=== LISTING ===
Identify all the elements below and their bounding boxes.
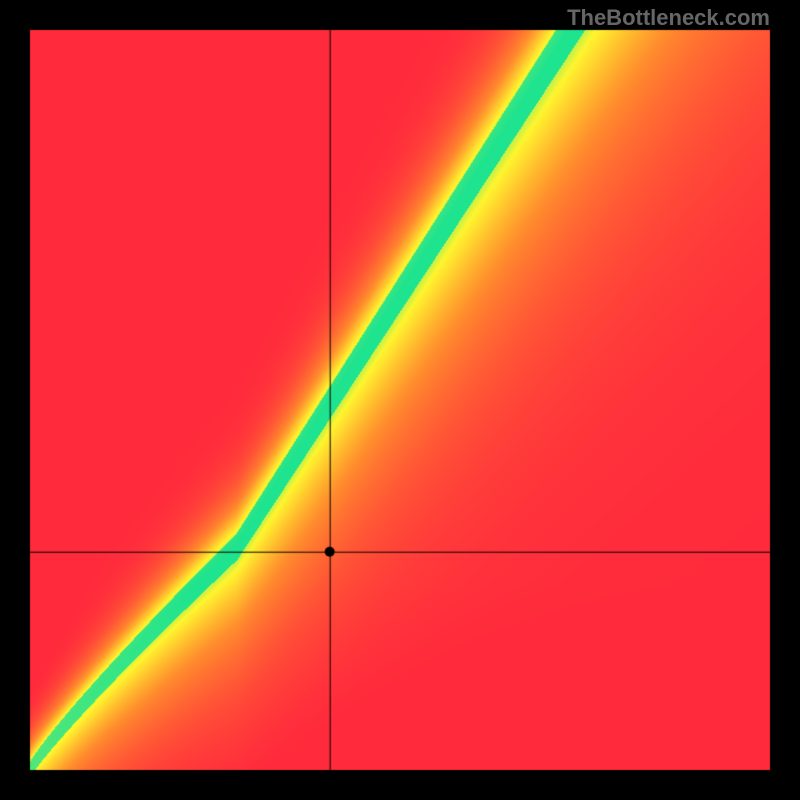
watermark-label: TheBottleneck.com xyxy=(567,5,770,31)
heatmap-canvas xyxy=(0,0,800,800)
chart-container: TheBottleneck.com xyxy=(0,0,800,800)
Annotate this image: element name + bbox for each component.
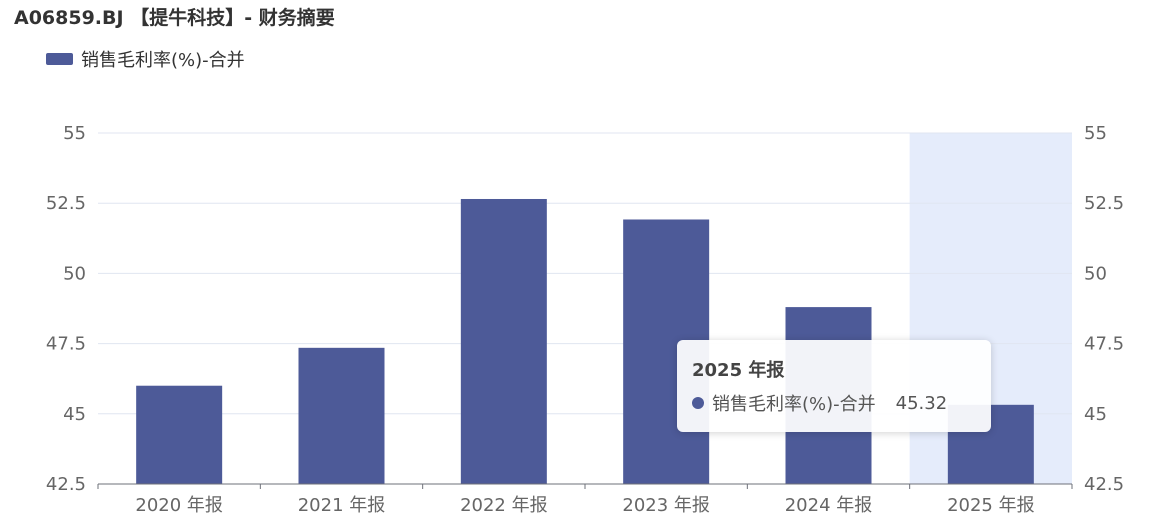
y-tick-label-left: 52.5 [46, 193, 86, 214]
y-tick-label-right: 52.5 [1084, 193, 1124, 214]
y-tick-label-right: 50 [1084, 263, 1107, 284]
x-tick-label: 2021 年报 [298, 495, 386, 516]
legend-swatch [46, 53, 73, 65]
y-tick-label-left: 50 [63, 263, 86, 284]
page-title: A06859.BJ 【提牛科技】- 财务摘要 [14, 7, 335, 29]
chart-tooltip: 2025 年报 销售毛利率(%)-合并 45.32 [677, 340, 991, 432]
chart-legend[interactable]: 销售毛利率(%)-合并 [46, 46, 245, 72]
bar [298, 347, 385, 484]
y-tick-label-right: 55 [1084, 123, 1107, 144]
y-tick-label-right: 47.5 [1084, 334, 1124, 355]
y-tick-label-right: 45 [1084, 404, 1107, 425]
tooltip-row: 销售毛利率(%)-合并 45.32 [692, 390, 977, 416]
tooltip-title: 2025 年报 [692, 360, 785, 381]
y-tick-label-left: 42.5 [46, 474, 86, 495]
legend-label: 销售毛利率(%)-合并 [81, 50, 245, 71]
x-tick-label: 2022 年报 [460, 495, 548, 516]
y-tick-label-left: 55 [63, 123, 86, 144]
bar [460, 198, 547, 484]
bar [136, 385, 223, 484]
tooltip-series-name: 销售毛利率(%)-合并 [712, 394, 876, 415]
tooltip-series-dot [692, 397, 704, 409]
x-tick-label: 2020 年报 [135, 495, 223, 516]
x-tick-label: 2023 年报 [622, 495, 710, 516]
y-tick-label-left: 47.5 [46, 334, 86, 355]
x-tick-label: 2024 年报 [785, 495, 873, 516]
y-tick-label-right: 42.5 [1084, 474, 1124, 495]
x-tick-label: 2025 年报 [947, 495, 1035, 516]
y-tick-label-left: 45 [63, 404, 86, 425]
tooltip-value: 45.32 [895, 392, 948, 414]
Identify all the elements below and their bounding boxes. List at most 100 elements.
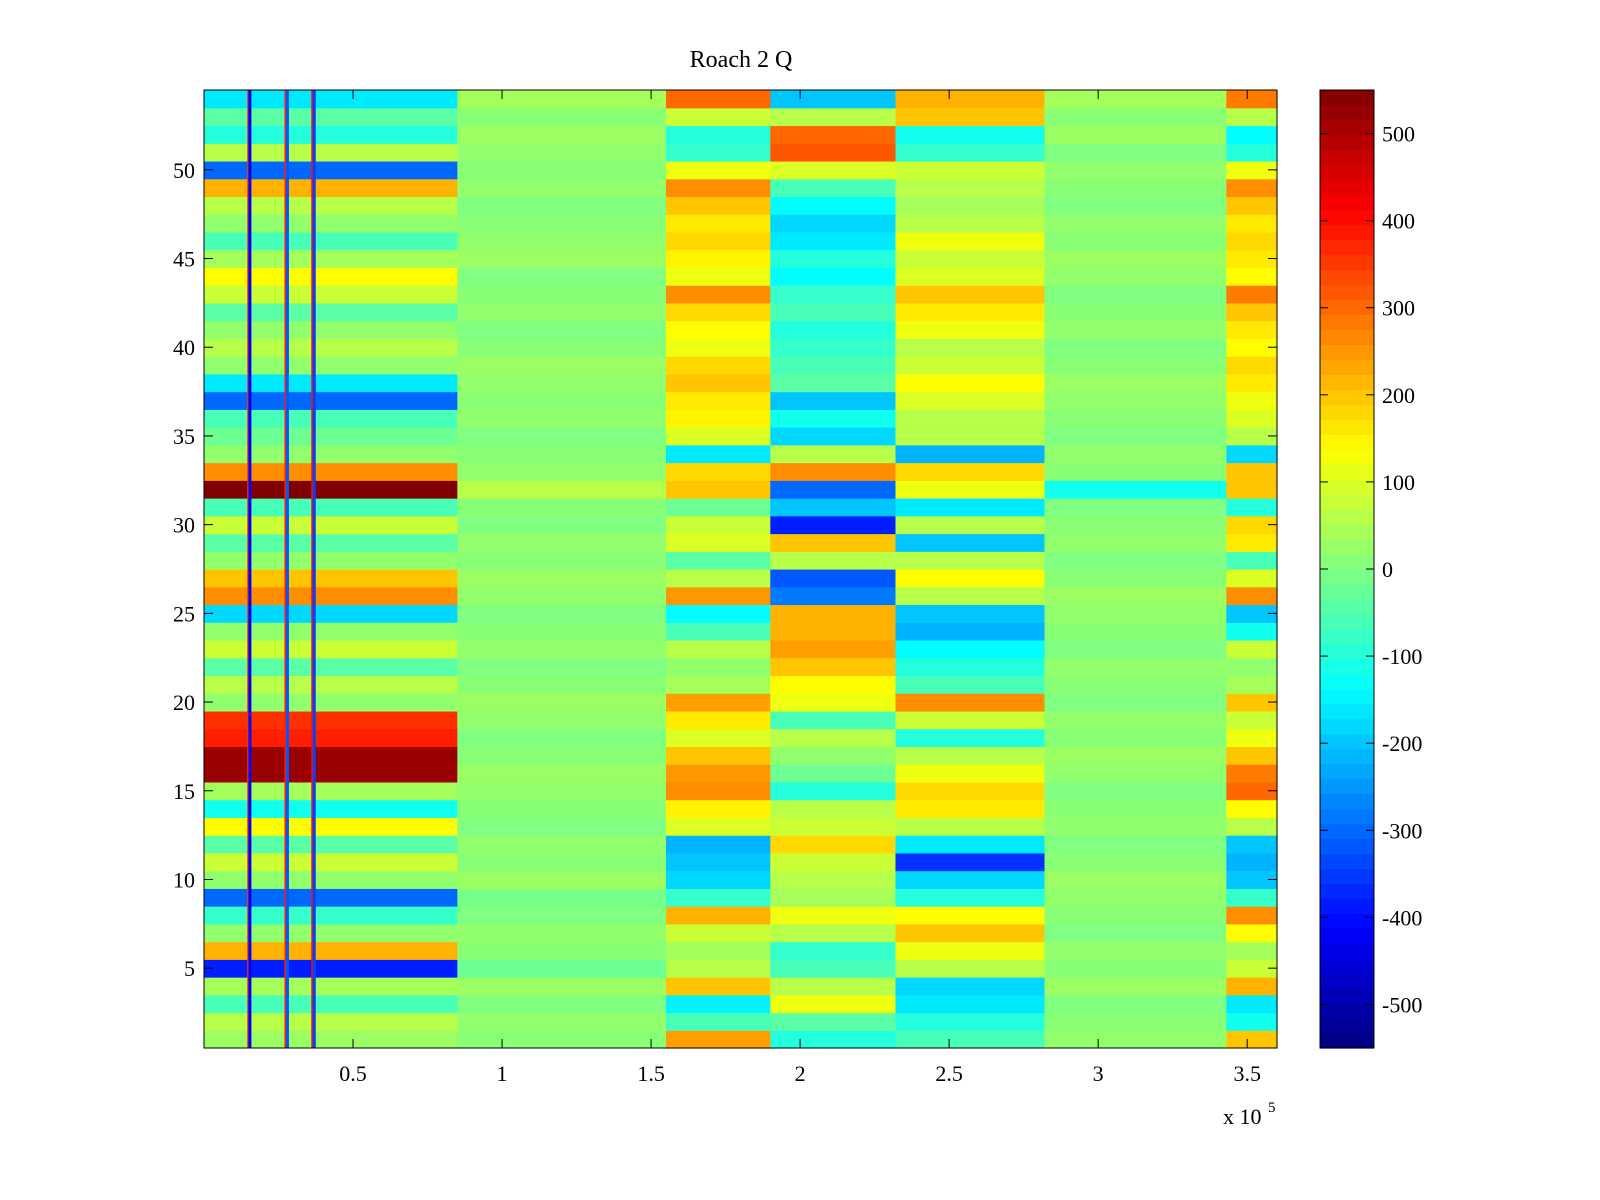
heatmap-cell	[770, 1030, 897, 1049]
colorbar-step	[1320, 344, 1374, 361]
heatmap-cell	[204, 160, 458, 180]
heatmap-cell	[1044, 781, 1227, 801]
heatmap-streak	[285, 90, 289, 1048]
heatmap-cell	[1226, 639, 1278, 659]
heatmap-cell	[457, 90, 667, 109]
heatmap-cell	[1044, 870, 1227, 889]
heatmap-cell	[457, 941, 667, 960]
heatmap-cell	[895, 160, 1046, 180]
y-tick-label: 50	[173, 158, 195, 183]
colorbar-step	[1320, 194, 1374, 211]
heatmap-cell	[770, 781, 897, 801]
heatmap-cell	[665, 906, 771, 925]
y-tick-label: 30	[173, 513, 195, 538]
heatmap-cell	[1226, 1012, 1278, 1031]
heatmap-cell	[1226, 498, 1278, 517]
heatmap-cell	[770, 356, 897, 375]
heatmap-cell	[665, 569, 771, 588]
colorbar-step	[1320, 389, 1374, 405]
heatmap-cell	[204, 178, 458, 198]
heatmap-cell	[457, 923, 667, 943]
heatmap-streaks	[247, 90, 316, 1048]
heatmap-cell	[1226, 533, 1278, 552]
heatmap-cell	[1226, 160, 1278, 180]
heatmap-cell	[895, 569, 1046, 588]
y-tick-label: 25	[173, 601, 195, 626]
heatmap-cell	[665, 817, 771, 836]
heatmap-cell	[665, 231, 771, 251]
heatmap-cell	[457, 160, 667, 180]
heatmap-cell	[1044, 923, 1227, 943]
heatmap-cell	[457, 906, 667, 925]
heatmap-cell	[1226, 285, 1278, 304]
heatmap-cell	[665, 764, 771, 783]
heatmap-cell	[665, 551, 771, 570]
colorbar-step	[1320, 748, 1374, 765]
heatmap-cell	[895, 320, 1046, 339]
colorbar-step	[1320, 539, 1374, 555]
heatmap-cell	[1044, 959, 1227, 978]
colorbar-tick-label: 300	[1382, 296, 1415, 321]
heatmap-cell	[770, 746, 897, 765]
heatmap-cell	[457, 977, 667, 996]
plot-frame	[203, 89, 1278, 1049]
heatmap-cell	[665, 462, 771, 481]
heatmap-cell	[1044, 551, 1227, 570]
colorbar-step	[1320, 598, 1374, 615]
heatmap-cell	[665, 480, 771, 499]
heatmap-cell	[1226, 728, 1278, 748]
heatmap-cell	[204, 444, 458, 464]
heatmap-cell	[204, 639, 458, 659]
heatmap-cell	[1044, 480, 1227, 499]
heatmap-cell	[204, 249, 458, 269]
heatmap-cell	[457, 604, 667, 623]
heatmap-cell	[895, 90, 1046, 109]
colorbar-step	[1320, 778, 1374, 795]
heatmap-cell	[770, 994, 897, 1014]
heatmap-cell	[457, 391, 667, 410]
heatmap-cell	[1226, 622, 1278, 641]
colorbar-step	[1320, 164, 1374, 181]
heatmap-cell	[457, 533, 667, 552]
heatmap-cell	[895, 710, 1046, 730]
colorbar-step	[1320, 703, 1374, 720]
heatmap-cell	[895, 870, 1046, 889]
heatmap-cell	[1044, 267, 1227, 286]
heatmap-cell	[770, 444, 897, 464]
heatmap-cell	[895, 338, 1046, 357]
heatmap-cell	[204, 977, 458, 996]
heatmap-cell	[204, 143, 458, 162]
heatmap-cell	[1226, 107, 1278, 127]
heatmap-cell	[1044, 391, 1227, 410]
heatmap-cell	[895, 107, 1046, 127]
heatmap-cell	[1044, 231, 1227, 251]
heatmap-cell	[1044, 1030, 1227, 1049]
heatmap-cell	[204, 835, 458, 854]
heatmap-cell	[770, 675, 897, 694]
heatmap-cell	[457, 693, 667, 712]
heatmap-cell	[204, 622, 458, 641]
heatmap-cell	[1044, 427, 1227, 446]
heatmap-cell	[1226, 196, 1278, 215]
heatmap-cell	[895, 356, 1046, 375]
heatmap-cell	[895, 941, 1046, 960]
colorbar-step	[1320, 868, 1374, 884]
heatmap-cell	[204, 480, 458, 499]
heatmap-cell	[457, 178, 667, 198]
x-exponent-label: x 10	[1223, 1104, 1262, 1129]
heatmap-cell	[665, 373, 771, 393]
heatmap-cell	[457, 231, 667, 251]
heatmap-cell	[457, 994, 667, 1014]
heatmap-cell	[204, 320, 458, 339]
heatmap-cell	[204, 781, 458, 801]
heatmap-cell	[1044, 214, 1227, 233]
colorbar-step	[1320, 434, 1374, 450]
heatmap-cell	[770, 870, 897, 889]
colorbar-step	[1320, 449, 1374, 465]
colorbar-step	[1320, 613, 1374, 630]
heatmap-cell	[1226, 994, 1278, 1014]
heatmap-cell	[895, 693, 1046, 712]
heatmap-cell	[1226, 781, 1278, 801]
colorbar-step	[1320, 479, 1374, 495]
heatmap-cell	[770, 178, 897, 198]
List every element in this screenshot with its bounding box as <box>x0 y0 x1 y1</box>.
===
**TASK REQUIREMENTS**
Turn every one of the lines above into a JSON list of strings, one string for each line, skipping blank lines. Leave the pictures out.

**SOLVED EXERCISE**
[
  "Identify all the elements below and their bounding boxes.",
  "watermark-label: TheBottleneck.com xyxy=(567,5,770,31)",
  "heatmap-canvas xyxy=(0,0,800,800)",
  "chart-container: TheBottleneck.com xyxy=(0,0,800,800)",
  "Annotate this image: element name + bbox for each component.",
  "y-tick-label-left: 52.5 [46, 193, 86, 214]",
  "y-tick-label-right: 52.5 [1084, 193, 1124, 214]",
  "y-tick-label-right: 50 [1084, 263, 1107, 284]",
  "x-tick-label: 2021 年报 [298, 495, 386, 516]",
  "legend-swatch [46, 53, 73, 65]",
  "y-tick-label-left: 50 [63, 263, 86, 284]",
  "page-title: A06859.BJ 【提牛科技】- 财务摘要 [14, 7, 335, 29]",
  "chart-tooltip: 2025 年报 销售毛利率(%)-合并 45.32 [677, 340, 991, 432]",
  "chart-legend[interactable]: 销售毛利率(%)-合并 [46, 46, 245, 72]",
  "bar [298, 347, 385, 484]",
  "y-tick-label-right: 55 [1084, 123, 1107, 144]",
  "y-tick-label-right: 47.5 [1084, 334, 1124, 355]",
  "y-tick-label-right: 45 [1084, 404, 1107, 425]",
  "tooltip-row: 销售毛利率(%)-合并 45.32 [692, 390, 977, 416]",
  "tooltip-title: 2025 年报 [692, 360, 785, 381]",
  "y-tick-label-left: 42.5 [46, 474, 86, 495]",
  "legend-label: 销售毛利率(%)-合并 [81, 50, 245, 71]",
  "x-tick-label: 2022 年报 [460, 495, 548, 516]",
  "y-tick-label-left: 55 [63, 123, 86, 144]",
  "bar [460, 198, 547, 484]",
  "bar [136, 385, 223, 484]",
  "tooltip-series-name: 销售毛利率(%)-合并 [712, 394, 876, 415]",
  "tooltip-series-dot [692, 397, 704, 409]",
  "x-tick-label: 2020 年报 [135, 495, 223, 516]",
  "x-tick-label: 2023 年报 [622, 495, 710, 516]",
  "y-tick-label-left: 47.5 [46, 334, 86, 355]",
  "x-tick-label: 2024 年报 [785, 495, 873, 516]",
  "y-tick-label-right: 42.5 [1084, 474, 1124, 495]",
  "x-tick-label: 2025 年报 [947, 495, 1035, 516]",
  "y-tick-label-left: 45 [63, 404, 86, 425]",
  "tooltip-value: 45.32 [895, 392, 948, 414]",
  "Identify all the elements below and their bounding boxes. List at most 100 elements.",
  "heatmap-cell\t[770, 1030, 897, 1049]",
  "colorbar-step\t[1320, 344, 1374, 361]",
  "heatmap-cell\t[204, 160, 458, 180]",
  "heatmap-cell\t[1044, 781, 1227, 801]",
  "heatmap-streak\t[285, 90, 289, 1048]",
  "heatmap-cell\t[1226, 639, 1278, 659]",
  "heatmap-cell\t[457, 90, 667, 109]",
  "heatmap-cell\t[1044, 870, 1227, 889]",
  "heatmap-cell\t[457, 941, 667, 960]",
  "heatmap-cell\t[895, 160, 1046, 180]",
  "y-tick-label: 50\t[173, 158, 195, 183]",
  "colorbar-step\t[1320, 194, 1374, 211]",
  "heatmap-cell\t[770, 781, 897, 801]",
  "heatmap-cell\t[665, 906, 771, 925]",
  "y-tick-label: 30\t[173, 513, 195, 538]",
  "heatmap-cell\t[1226, 1012, 1278, 1031]",
  "heatmap-cell\t[1226, 498, 1278, 517]",
  "heatmap-cell\t[770, 356, 897, 375]",
  "heatmap-cell\t[665, 569, 771, 588]",
  "colorbar-step\t[1320, 389, 1374, 405]",
  "heatmap-cell\t[204, 178, 458, 198]",
  "heatmap-cell\t[457, 923, 667, 943]",
  "heatmap-streaks\t[247, 90, 316, 1048]",
  "heatmap-cell\t[1226, 533, 1278, 552]",
  "heatmap-cell\t[1226, 160, 1278, 180]",
  "heatmap-cell\t[895, 569, 1046, 588]",
  "y-tick-label: 25\t[173, 601, 195, 626]",
  "heatmap-cell\t[665, 817, 771, 836]",
  "heatmap-cell\t[665, 231, 771, 251]",
  "heatmap-cell\t[457, 160, 667, 180]",
  "heatmap-cell\t[1044, 923, 1227, 943]",
  "heatmap-cell\t[457, 906, 667, 925]",
  "heatmap-cell\t[1226, 285, 1278, 304]",
  "heatmap-cell\t[665, 764, 771, 783]",
  "heatmap-cell\t[665, 551, 771, 570]",
  "colorbar-step\t[1320, 748, 1374, 765]",
  "heatmap-cell\t[895, 320, 1046, 339]",
  "colorbar-step\t[1320, 539, 1374, 555]",
  "heatmap-cell\t[1044, 959, 1227, 978]",
  "colorbar-tick-label: 300\t[1382, 296, 1415, 321]",
  "heatmap-cell\t[770, 746, 897, 765]",
  "heatmap-cell\t[457, 977, 667, 996]",
  "plot-frame\t[203, 89, 1278, 1049]",
  "heatmap-cell\t[665, 462, 771, 481]",
  "heatmap-cell\t[1044, 551, 1227, 570]",
  "colorbar-step\t[1320, 598, 1374, 615]",
  "heatmap-cell\t[665, 480, 771, 499]",
  "heatmap-cell\t[1226, 728, 1278, 748]",
  "heatmap-cell\t[204, 444, 458, 464]",
  "heatmap-cell\t[204, 639, 458, 659]",
  "heatmap-cell\t[1044, 480, 1227, 499]",
  "heatmap-cell\t[204, 249, 458, 269]",
  "heatmap-cell\t[457, 604, 667, 623]",
  "heatmap-cell\t[895, 90, 1046, 109]",
  "colorbar-step\t[1320, 778, 1374, 795]",
  "heatmap-cell\t[770, 994, 897, 1014]",
  "heatmap-cell\t[457, 391, 667, 410]",
  "heatmap-cell\t[1226, 622, 1278, 641]",
  "colorbar-step\t[1320, 164, 1374, 181]",
  "heatmap-cell\t[457, 533, 667, 552]",
  "heatmap-cell\t[895, 710, 1046, 730]",
  "colorbar-step\t[1320, 703, 1374, 720]",
  "heatmap-cell\t[895, 870, 1046, 889]",
  "heatmap-cell\t[1044, 267, 1227, 286]",
  "heatmap-cell\t[770, 444, 897, 464]",
  "heatmap-cell\t[895, 338, 1046, 357]",
  "heatmap-cell\t[204, 977, 458, 996]",
  "heatmap-cell\t[204, 143, 458, 162]",
  "heatmap-cell\t[1226, 107, 1278, 127]",
  "heatmap-cell\t[1044, 391, 1227, 410]",
  "heatmap-cell\t[895, 107, 1046, 127]",
  "heatmap-cell\t[1044, 231, 1227, 251]",
  "heatmap-cell\t[1044, 1030, 1227, 1049]",
  "heatmap-cell\t[204, 835, 458, 854]",
  "heatmap-cell\t[770, 675, 897, 694]",
  "heatmap-cell\t[457, 693, 667, 712]",
  "heatmap-cell\t[204, 622, 458, 641]",
  "heatmap-cell\t[1044, 427, 1227, 446]",
  "heatmap-cell\t[1226, 196, 1278, 215]",
  "heatmap-cell\t[895, 356, 1046, 375]",
  "heatmap-cell\t[895, 941, 1046, 960]",
  "colorbar-step\t[1320, 868, 1374, 884]",
  "heatmap-cell\t[204, 480, 458, 499]",
  "heatmap-cell\t[457, 178, 667, 198]",
  "x-exponent-label: x 10\t[1223, 1104, 1262, 1129]",
  "heatmap-cell\t[665, 373, 771, 393]",
  "heatmap-cell\t[457, 231, 667, 251]",
  "heatmap-cell\t[457, 994, 667, 1014]",
  "heatmap-cell\t[204, 320, 458, 339]",
  "heatmap-cell\t[204, 781, 458, 801]",
  "heatmap-cell\t[1044, 214, 1227, 233]",
  "colorbar-step\t[1320, 434, 1374, 450]",
  "heatmap-cell\t[770, 870, 897, 889]",
  "colorbar-step\t[1320, 449, 1374, 465]",
  "colorbar-step\t[1320, 613, 1374, 630]",
  "heatmap-cell\t[1226, 994, 1278, 1014]",
  "heatmap-cell\t[895, 693, 1046, 712]",
  "heatmap-cell\t[1226, 781, 1278, 801]",
  "colorbar-step\t[1320, 479, 1374, 495]",
  "heatmap-cell\t[770, 178, 897, 198]",
  "List every element in this screenshot with its bounding box as <box>x0 y0 x1 y1</box>."
]